_Figure record listings_:

----

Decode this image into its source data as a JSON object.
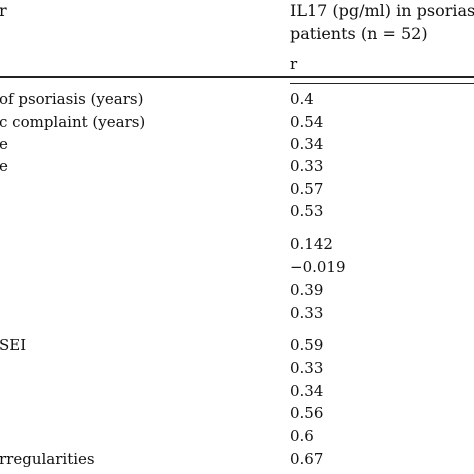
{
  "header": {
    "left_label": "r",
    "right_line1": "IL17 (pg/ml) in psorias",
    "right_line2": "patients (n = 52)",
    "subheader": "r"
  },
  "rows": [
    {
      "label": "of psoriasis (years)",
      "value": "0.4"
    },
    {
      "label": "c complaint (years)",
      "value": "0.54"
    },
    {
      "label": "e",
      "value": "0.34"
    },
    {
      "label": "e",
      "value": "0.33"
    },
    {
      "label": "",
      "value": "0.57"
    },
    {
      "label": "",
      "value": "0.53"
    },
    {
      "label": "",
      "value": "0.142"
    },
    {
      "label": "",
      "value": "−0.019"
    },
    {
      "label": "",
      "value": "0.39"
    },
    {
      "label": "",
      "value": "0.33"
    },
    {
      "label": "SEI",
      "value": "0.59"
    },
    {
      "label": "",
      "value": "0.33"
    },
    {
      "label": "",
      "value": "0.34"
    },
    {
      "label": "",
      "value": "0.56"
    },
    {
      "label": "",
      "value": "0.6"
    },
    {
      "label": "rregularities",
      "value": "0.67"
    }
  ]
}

----

_Exercise objective_: Could you please return the entries above exactly, minus the pictures?

_Response to this exercise_:
Decode this image into its source data as a JSON object.
{
  "header": {
    "left_label": "r",
    "right_line1": "IL17 (pg/ml) in psorias",
    "right_line2": "patients (n = 52)",
    "subheader": "r"
  },
  "rows": [
    {
      "label": "of psoriasis (years)",
      "value": "0.4"
    },
    {
      "label": "c complaint (years)",
      "value": "0.54"
    },
    {
      "label": "e",
      "value": "0.34"
    },
    {
      "label": "e",
      "value": "0.33"
    },
    {
      "label": "",
      "value": "0.57"
    },
    {
      "label": "",
      "value": "0.53"
    },
    {
      "label": "",
      "value": "0.142"
    },
    {
      "label": "",
      "value": "−0.019"
    },
    {
      "label": "",
      "value": "0.39"
    },
    {
      "label": "",
      "value": "0.33"
    },
    {
      "label": "SEI",
      "value": "0.59"
    },
    {
      "label": "",
      "value": "0.33"
    },
    {
      "label": "",
      "value": "0.34"
    },
    {
      "label": "",
      "value": "0.56"
    },
    {
      "label": "",
      "value": "0.6"
    },
    {
      "label": "rregularities",
      "value": "0.67"
    }
  ]
}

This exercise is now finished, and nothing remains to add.